Records contained in a dataset
□ □ □ □ □
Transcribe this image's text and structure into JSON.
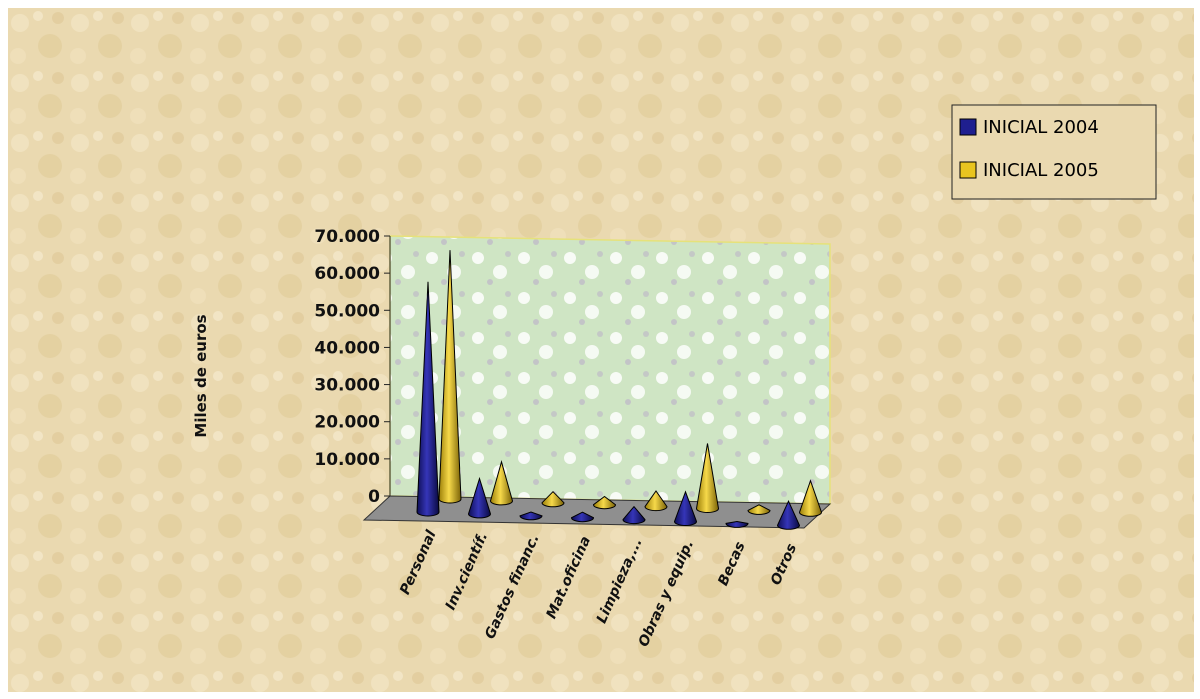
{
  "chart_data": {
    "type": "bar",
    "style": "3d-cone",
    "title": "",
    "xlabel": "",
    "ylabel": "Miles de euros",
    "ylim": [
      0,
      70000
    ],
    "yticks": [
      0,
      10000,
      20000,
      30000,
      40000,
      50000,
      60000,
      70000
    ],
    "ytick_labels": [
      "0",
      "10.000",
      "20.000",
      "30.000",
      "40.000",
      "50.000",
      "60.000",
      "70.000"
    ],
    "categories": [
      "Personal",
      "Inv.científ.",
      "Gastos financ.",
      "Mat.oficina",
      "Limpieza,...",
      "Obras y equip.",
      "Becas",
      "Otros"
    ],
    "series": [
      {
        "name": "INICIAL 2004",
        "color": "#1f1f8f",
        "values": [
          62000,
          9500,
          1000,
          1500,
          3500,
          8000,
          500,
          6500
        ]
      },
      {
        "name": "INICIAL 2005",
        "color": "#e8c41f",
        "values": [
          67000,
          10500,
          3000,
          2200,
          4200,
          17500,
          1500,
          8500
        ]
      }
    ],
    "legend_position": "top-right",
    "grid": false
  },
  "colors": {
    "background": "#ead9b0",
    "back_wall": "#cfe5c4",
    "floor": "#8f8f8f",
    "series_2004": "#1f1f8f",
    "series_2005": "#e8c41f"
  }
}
□ □ □ □ □
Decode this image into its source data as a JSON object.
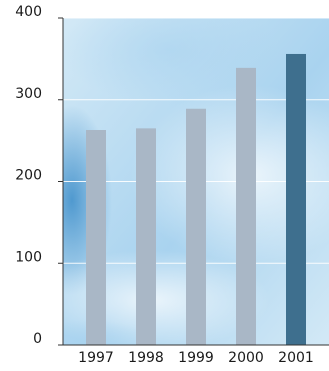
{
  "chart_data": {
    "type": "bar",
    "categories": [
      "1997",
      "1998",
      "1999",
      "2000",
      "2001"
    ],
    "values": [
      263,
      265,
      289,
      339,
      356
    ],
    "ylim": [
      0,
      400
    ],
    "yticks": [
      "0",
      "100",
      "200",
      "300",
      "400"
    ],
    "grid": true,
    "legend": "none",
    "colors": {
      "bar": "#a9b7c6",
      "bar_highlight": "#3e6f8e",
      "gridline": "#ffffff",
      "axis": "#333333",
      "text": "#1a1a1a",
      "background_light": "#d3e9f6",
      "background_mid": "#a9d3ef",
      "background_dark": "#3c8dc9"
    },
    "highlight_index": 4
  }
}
□ □ □ □ □
• [EXERCISE]:
Say how many lines in the records hold "name", with the number as the whole reply.

• [SOLUTION TO THIS EXERCISE]:
2